## THE DATA
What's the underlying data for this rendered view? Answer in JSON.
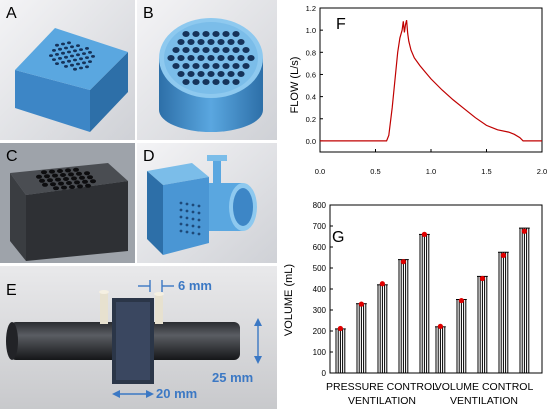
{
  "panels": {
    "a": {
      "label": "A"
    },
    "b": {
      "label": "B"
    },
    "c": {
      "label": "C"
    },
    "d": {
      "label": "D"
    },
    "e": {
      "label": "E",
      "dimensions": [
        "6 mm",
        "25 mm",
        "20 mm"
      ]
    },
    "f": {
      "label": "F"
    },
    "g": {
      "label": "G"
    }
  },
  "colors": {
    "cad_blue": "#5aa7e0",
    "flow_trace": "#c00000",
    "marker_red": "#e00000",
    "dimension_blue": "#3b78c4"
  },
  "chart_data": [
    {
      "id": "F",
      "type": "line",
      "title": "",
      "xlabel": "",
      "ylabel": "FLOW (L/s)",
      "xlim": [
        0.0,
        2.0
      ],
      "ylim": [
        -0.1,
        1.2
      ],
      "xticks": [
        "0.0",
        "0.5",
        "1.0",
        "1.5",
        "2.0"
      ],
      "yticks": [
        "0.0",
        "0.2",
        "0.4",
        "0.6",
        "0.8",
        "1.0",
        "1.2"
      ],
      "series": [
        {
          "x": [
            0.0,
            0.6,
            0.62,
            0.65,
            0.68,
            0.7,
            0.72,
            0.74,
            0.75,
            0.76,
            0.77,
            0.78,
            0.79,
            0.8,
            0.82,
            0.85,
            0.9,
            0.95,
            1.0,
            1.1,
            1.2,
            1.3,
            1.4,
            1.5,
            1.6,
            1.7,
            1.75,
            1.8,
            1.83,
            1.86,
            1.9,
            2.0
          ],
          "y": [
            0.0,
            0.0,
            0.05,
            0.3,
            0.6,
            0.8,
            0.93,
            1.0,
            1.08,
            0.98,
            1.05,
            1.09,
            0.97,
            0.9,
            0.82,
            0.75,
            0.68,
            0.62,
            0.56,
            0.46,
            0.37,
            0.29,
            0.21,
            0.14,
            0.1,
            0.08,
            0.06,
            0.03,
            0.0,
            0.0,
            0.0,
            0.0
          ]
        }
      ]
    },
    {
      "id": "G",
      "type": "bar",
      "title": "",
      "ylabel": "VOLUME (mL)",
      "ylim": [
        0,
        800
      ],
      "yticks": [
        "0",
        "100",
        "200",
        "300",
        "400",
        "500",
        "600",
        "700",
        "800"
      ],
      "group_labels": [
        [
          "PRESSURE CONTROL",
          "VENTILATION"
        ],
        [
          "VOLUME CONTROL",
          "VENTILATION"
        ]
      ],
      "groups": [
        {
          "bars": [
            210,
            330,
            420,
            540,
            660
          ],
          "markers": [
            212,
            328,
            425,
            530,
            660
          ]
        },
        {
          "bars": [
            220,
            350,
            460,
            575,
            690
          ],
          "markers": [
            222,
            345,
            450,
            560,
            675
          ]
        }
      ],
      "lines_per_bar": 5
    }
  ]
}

==

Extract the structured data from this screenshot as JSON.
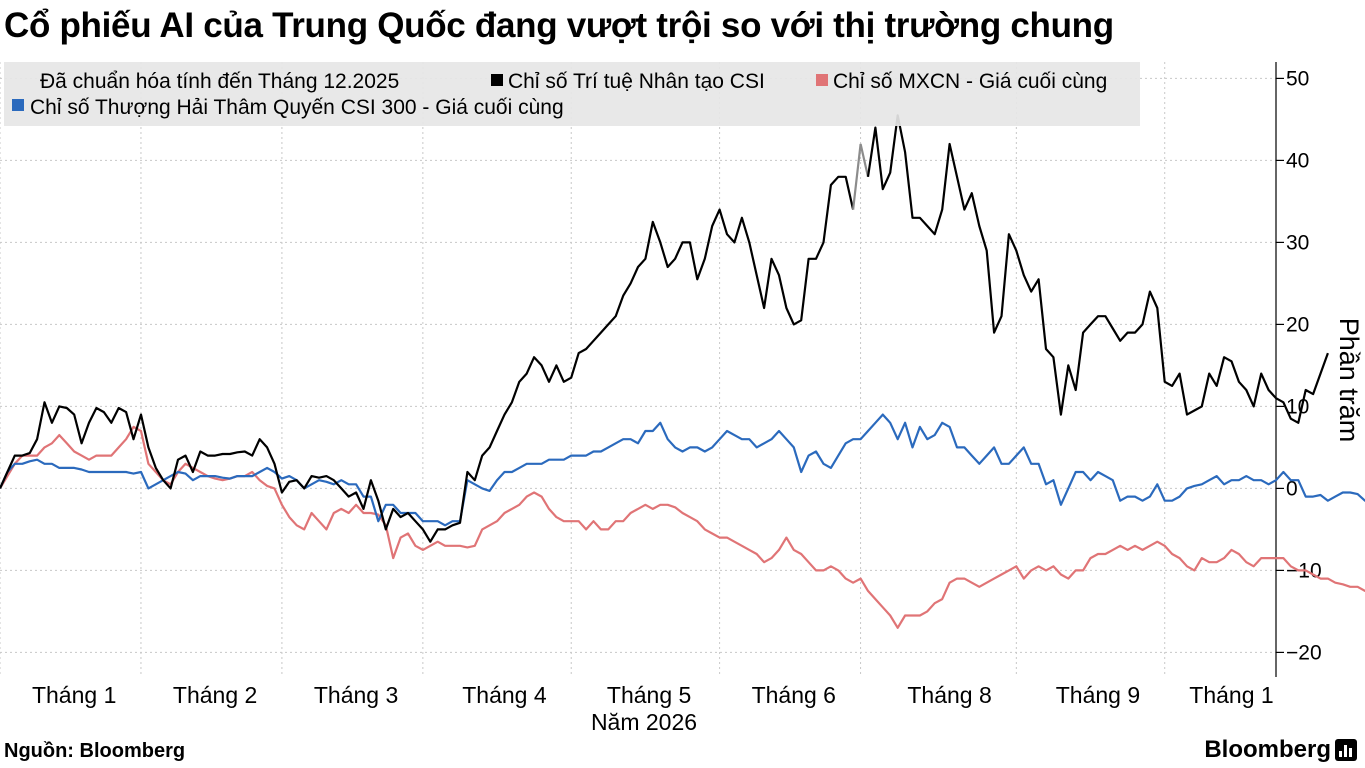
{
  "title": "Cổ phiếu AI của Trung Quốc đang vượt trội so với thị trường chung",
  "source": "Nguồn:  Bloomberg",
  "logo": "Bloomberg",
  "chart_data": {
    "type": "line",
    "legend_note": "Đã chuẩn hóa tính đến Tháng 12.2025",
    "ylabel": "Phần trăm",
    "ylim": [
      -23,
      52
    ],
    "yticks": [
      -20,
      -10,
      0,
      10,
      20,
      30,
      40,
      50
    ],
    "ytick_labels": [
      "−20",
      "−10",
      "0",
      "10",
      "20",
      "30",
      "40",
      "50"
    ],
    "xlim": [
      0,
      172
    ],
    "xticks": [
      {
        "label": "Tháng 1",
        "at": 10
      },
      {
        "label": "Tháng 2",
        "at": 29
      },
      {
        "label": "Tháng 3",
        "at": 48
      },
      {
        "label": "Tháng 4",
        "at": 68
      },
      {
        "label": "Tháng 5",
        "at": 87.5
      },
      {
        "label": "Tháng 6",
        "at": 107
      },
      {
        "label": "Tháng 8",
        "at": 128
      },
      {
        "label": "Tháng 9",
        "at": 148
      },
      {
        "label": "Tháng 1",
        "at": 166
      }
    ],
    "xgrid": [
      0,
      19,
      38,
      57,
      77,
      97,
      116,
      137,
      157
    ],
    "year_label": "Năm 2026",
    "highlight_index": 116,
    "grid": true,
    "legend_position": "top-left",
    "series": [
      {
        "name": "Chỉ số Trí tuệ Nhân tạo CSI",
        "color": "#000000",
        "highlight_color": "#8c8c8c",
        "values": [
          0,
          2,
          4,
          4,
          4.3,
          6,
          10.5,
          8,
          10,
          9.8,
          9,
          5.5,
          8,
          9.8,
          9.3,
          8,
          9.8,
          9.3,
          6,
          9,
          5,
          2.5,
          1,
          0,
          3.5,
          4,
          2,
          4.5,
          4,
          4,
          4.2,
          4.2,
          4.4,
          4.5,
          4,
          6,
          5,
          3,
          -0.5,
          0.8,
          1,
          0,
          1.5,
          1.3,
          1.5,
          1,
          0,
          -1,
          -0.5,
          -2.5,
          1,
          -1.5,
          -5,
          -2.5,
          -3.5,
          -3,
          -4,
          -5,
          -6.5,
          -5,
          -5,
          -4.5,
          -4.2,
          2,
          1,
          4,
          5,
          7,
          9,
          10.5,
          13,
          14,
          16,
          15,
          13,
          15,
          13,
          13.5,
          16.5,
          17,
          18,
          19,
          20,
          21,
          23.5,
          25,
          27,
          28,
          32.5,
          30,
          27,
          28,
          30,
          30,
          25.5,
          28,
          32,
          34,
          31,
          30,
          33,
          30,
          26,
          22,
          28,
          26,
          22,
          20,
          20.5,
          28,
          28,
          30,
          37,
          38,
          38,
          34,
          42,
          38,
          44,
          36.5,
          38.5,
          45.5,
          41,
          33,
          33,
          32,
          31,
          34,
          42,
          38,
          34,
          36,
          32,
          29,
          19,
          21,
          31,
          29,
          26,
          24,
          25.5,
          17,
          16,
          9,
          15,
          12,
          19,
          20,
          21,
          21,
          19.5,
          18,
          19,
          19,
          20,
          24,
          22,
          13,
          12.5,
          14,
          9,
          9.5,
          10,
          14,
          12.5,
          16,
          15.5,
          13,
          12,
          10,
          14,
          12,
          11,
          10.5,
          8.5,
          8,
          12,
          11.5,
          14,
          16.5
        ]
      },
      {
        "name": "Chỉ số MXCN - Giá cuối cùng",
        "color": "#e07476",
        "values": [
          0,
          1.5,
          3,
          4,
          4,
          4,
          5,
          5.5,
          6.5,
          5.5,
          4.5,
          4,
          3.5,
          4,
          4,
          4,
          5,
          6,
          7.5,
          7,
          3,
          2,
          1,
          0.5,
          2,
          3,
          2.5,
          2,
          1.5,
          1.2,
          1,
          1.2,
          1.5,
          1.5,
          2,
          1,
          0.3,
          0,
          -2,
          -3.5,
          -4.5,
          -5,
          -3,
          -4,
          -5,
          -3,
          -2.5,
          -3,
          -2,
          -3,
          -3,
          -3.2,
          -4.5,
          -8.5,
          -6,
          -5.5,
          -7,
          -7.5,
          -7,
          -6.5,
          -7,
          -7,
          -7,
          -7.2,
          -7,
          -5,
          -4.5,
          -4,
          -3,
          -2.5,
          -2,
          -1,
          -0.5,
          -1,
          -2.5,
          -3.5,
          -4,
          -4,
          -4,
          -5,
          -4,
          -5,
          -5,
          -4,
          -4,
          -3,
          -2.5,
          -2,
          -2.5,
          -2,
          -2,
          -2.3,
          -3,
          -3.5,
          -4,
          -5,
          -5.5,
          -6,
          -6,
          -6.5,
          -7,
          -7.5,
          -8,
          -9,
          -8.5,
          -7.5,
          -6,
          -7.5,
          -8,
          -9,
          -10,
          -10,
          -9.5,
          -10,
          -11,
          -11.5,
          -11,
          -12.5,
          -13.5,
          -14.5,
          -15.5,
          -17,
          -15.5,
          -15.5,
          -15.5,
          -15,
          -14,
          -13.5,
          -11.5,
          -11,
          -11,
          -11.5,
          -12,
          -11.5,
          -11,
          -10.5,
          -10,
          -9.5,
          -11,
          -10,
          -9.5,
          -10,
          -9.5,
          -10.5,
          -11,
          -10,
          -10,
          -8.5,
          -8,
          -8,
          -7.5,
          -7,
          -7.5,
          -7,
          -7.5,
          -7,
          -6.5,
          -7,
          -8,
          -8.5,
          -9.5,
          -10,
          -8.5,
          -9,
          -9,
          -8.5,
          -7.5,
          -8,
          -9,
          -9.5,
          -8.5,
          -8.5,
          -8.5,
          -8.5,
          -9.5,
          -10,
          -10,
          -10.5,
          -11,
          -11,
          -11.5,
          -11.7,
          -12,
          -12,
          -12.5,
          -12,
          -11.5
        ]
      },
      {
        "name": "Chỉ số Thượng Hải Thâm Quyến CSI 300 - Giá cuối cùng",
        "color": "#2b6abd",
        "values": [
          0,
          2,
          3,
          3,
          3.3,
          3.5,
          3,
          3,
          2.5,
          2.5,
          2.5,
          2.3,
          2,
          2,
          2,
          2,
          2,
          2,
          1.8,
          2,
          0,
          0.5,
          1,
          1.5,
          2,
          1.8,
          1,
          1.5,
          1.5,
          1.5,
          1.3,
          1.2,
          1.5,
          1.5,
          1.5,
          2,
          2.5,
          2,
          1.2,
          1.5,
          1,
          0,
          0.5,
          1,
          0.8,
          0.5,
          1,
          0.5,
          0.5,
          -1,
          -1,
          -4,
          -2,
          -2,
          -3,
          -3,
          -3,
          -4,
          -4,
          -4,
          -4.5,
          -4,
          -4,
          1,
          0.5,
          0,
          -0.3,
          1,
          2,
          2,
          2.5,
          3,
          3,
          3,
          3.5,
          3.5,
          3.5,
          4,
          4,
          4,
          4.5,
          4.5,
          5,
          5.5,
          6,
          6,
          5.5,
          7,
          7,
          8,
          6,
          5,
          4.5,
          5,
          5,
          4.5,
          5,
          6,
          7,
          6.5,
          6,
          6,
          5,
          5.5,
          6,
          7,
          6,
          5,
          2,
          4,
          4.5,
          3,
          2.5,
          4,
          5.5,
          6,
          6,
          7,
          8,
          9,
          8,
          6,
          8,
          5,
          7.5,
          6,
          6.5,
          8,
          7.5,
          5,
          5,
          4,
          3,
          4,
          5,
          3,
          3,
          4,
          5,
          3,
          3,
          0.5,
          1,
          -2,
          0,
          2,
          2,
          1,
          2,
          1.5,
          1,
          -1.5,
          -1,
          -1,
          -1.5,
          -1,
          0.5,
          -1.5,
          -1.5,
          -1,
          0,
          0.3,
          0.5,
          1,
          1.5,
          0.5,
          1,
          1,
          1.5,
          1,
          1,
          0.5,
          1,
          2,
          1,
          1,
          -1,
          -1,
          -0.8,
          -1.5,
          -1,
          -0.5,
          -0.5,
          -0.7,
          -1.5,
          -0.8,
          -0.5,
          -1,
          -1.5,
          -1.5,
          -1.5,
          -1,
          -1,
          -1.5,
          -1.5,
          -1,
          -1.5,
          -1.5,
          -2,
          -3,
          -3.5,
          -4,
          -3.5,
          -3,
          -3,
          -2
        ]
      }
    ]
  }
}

## EXERCISE
All lines that include "Tháng" are to be gathered and copied.

## SOLVED EXERCISE
    "legend_note": "Đã chuẩn hóa tính đến Tháng 12.2025",
        "label": "Tháng 1",
        "label": "Tháng 2",
        "label": "Tháng 3",
        "label": "Tháng 4",
        "label": "Tháng 5",
        "label": "Tháng 6",
        "label": "Tháng 8",
        "label": "Tháng 9",
        "label": "Tháng 1",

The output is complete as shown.